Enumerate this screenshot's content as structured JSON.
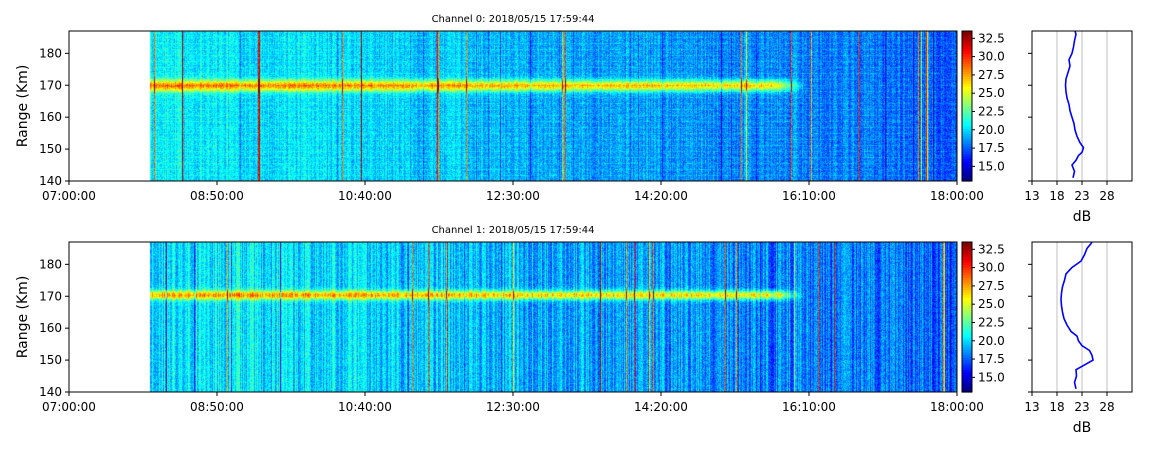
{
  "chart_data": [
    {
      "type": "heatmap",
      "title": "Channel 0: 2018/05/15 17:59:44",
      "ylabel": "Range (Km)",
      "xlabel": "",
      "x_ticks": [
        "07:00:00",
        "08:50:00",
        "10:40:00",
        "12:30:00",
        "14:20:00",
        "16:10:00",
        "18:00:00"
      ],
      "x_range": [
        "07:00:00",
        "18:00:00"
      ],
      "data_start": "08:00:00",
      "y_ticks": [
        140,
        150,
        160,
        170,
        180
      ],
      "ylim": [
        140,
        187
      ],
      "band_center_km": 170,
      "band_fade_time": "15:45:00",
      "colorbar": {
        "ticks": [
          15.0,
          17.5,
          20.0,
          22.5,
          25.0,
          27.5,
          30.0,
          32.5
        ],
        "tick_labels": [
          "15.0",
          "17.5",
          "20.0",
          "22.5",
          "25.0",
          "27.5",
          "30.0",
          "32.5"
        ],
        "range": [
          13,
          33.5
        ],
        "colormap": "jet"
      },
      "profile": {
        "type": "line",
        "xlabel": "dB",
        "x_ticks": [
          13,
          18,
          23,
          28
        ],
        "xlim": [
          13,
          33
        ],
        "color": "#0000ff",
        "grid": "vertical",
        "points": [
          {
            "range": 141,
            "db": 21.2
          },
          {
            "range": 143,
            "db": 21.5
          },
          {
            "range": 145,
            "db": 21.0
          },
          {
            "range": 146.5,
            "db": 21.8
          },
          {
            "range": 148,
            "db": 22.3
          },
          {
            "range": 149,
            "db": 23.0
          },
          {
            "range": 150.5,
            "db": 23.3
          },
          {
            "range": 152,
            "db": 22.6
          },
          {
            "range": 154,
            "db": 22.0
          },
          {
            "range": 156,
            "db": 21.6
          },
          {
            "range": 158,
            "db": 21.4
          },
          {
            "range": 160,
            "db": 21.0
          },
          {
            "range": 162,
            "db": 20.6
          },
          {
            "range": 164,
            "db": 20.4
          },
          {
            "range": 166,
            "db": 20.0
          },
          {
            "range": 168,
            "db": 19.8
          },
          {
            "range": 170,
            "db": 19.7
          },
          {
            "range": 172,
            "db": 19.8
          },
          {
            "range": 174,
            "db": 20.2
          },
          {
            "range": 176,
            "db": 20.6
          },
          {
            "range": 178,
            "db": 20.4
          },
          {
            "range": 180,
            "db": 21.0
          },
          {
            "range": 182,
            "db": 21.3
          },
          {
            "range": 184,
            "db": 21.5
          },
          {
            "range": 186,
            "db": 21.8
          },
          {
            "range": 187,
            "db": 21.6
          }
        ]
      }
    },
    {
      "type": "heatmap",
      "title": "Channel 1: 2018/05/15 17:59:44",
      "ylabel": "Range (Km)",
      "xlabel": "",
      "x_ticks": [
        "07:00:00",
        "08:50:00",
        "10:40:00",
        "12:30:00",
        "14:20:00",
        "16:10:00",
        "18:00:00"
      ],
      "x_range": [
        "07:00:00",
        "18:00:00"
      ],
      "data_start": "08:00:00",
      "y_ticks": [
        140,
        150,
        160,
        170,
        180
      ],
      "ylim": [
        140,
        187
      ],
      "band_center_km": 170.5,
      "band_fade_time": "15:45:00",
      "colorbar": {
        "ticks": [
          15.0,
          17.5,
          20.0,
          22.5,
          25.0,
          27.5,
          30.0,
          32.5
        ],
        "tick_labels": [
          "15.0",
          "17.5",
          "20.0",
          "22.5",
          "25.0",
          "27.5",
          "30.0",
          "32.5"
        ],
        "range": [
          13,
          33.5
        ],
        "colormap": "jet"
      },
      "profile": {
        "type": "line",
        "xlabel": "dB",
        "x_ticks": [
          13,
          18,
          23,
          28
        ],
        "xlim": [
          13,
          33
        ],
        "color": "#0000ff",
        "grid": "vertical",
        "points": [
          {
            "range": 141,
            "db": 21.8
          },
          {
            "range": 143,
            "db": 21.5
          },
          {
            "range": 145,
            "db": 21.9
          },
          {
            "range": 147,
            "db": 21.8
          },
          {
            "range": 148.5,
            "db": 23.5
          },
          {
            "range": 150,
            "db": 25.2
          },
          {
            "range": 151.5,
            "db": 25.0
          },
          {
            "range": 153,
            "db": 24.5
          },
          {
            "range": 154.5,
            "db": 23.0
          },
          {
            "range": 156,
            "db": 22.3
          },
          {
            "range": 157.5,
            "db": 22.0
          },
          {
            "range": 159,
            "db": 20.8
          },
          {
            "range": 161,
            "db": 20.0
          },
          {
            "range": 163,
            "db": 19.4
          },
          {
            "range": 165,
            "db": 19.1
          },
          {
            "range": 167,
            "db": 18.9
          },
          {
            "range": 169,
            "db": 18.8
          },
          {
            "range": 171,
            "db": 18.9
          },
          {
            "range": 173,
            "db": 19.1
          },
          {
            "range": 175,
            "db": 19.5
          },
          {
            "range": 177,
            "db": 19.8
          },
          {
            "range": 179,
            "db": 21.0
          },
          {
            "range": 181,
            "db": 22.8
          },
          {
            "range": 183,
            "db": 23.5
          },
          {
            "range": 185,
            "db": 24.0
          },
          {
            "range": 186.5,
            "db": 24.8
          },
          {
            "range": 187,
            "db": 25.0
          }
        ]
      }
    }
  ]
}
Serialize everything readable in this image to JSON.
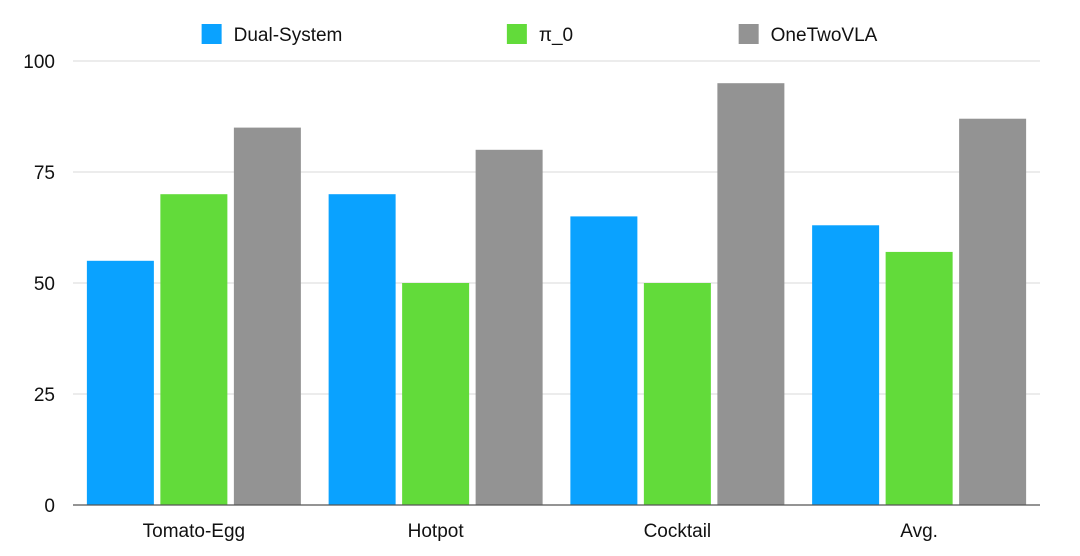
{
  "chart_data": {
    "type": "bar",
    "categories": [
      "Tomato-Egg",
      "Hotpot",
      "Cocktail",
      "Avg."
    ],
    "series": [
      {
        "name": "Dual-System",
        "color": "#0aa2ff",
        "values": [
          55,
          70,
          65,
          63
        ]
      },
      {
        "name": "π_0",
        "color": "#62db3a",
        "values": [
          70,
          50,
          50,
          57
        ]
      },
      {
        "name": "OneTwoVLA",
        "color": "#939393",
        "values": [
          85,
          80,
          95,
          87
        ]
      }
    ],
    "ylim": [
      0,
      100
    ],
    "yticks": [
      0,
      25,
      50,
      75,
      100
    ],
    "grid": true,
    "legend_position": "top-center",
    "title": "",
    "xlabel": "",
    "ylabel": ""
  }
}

....................

Of all the lines in the entries, how many contain the word "name"? Give only the number.

3